[Figure record extracts]
------------------------------------------------------------

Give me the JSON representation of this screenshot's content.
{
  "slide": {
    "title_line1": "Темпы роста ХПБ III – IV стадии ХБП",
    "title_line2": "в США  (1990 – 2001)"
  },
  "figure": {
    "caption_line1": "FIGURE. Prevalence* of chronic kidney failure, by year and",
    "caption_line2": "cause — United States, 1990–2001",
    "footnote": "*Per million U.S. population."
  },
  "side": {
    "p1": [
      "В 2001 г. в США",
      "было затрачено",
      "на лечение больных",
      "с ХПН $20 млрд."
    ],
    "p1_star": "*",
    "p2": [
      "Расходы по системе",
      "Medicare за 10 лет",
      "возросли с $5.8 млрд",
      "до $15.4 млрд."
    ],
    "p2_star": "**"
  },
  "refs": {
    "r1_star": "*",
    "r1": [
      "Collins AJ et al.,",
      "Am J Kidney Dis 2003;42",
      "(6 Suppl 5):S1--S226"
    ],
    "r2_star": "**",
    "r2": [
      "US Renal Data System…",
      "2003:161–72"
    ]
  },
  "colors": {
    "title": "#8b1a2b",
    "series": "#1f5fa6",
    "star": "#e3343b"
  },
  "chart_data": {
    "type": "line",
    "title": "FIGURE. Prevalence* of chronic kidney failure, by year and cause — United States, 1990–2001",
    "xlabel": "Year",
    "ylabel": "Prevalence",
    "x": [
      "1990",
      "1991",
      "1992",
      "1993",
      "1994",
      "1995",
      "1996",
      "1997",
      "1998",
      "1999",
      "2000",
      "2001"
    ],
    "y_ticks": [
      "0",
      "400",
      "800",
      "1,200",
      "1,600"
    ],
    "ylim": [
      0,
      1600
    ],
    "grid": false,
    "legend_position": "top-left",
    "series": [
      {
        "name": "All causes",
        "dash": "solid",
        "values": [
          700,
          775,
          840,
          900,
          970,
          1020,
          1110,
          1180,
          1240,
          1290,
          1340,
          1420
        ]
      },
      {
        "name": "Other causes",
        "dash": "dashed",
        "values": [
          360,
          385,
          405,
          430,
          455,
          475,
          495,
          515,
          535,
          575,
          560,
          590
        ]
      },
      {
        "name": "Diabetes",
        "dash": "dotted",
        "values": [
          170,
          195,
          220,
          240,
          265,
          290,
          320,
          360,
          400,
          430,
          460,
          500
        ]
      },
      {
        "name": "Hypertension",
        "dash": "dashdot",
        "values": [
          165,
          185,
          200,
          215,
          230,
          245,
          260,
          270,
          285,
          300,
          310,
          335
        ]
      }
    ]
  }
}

------------------------------------------------------------

Stated task: Every entry needs to be retyped exactly.

Answer for the task:
Give me the JSON representation of this screenshot's content.
{
  "slide": {
    "title_line1": "Темпы роста ХПБ III – IV стадии ХБП",
    "title_line2": "в США  (1990 – 2001)"
  },
  "figure": {
    "caption_line1": "FIGURE. Prevalence* of chronic kidney failure, by year and",
    "caption_line2": "cause — United States, 1990–2001",
    "footnote": "*Per million U.S. population."
  },
  "side": {
    "p1": [
      "В 2001 г. в США",
      "было затрачено",
      "на лечение больных",
      "с ХПН $20 млрд."
    ],
    "p1_star": "*",
    "p2": [
      "Расходы по системе",
      "Medicare за 10 лет",
      "возросли с $5.8 млрд",
      "до $15.4 млрд."
    ],
    "p2_star": "**"
  },
  "refs": {
    "r1_star": "*",
    "r1": [
      "Collins AJ et al.,",
      "Am J Kidney Dis 2003;42",
      "(6 Suppl 5):S1--S226"
    ],
    "r2_star": "**",
    "r2": [
      "US Renal Data System…",
      "2003:161–72"
    ]
  },
  "colors": {
    "title": "#8b1a2b",
    "series": "#1f5fa6",
    "star": "#e3343b"
  },
  "chart_data": {
    "type": "line",
    "title": "FIGURE. Prevalence* of chronic kidney failure, by year and cause — United States, 1990–2001",
    "xlabel": "Year",
    "ylabel": "Prevalence",
    "x": [
      "1990",
      "1991",
      "1992",
      "1993",
      "1994",
      "1995",
      "1996",
      "1997",
      "1998",
      "1999",
      "2000",
      "2001"
    ],
    "y_ticks": [
      "0",
      "400",
      "800",
      "1,200",
      "1,600"
    ],
    "ylim": [
      0,
      1600
    ],
    "grid": false,
    "legend_position": "top-left",
    "series": [
      {
        "name": "All causes",
        "dash": "solid",
        "values": [
          700,
          775,
          840,
          900,
          970,
          1020,
          1110,
          1180,
          1240,
          1290,
          1340,
          1420
        ]
      },
      {
        "name": "Other causes",
        "dash": "dashed",
        "values": [
          360,
          385,
          405,
          430,
          455,
          475,
          495,
          515,
          535,
          575,
          560,
          590
        ]
      },
      {
        "name": "Diabetes",
        "dash": "dotted",
        "values": [
          170,
          195,
          220,
          240,
          265,
          290,
          320,
          360,
          400,
          430,
          460,
          500
        ]
      },
      {
        "name": "Hypertension",
        "dash": "dashdot",
        "values": [
          165,
          185,
          200,
          215,
          230,
          245,
          260,
          270,
          285,
          300,
          310,
          335
        ]
      }
    ]
  }
}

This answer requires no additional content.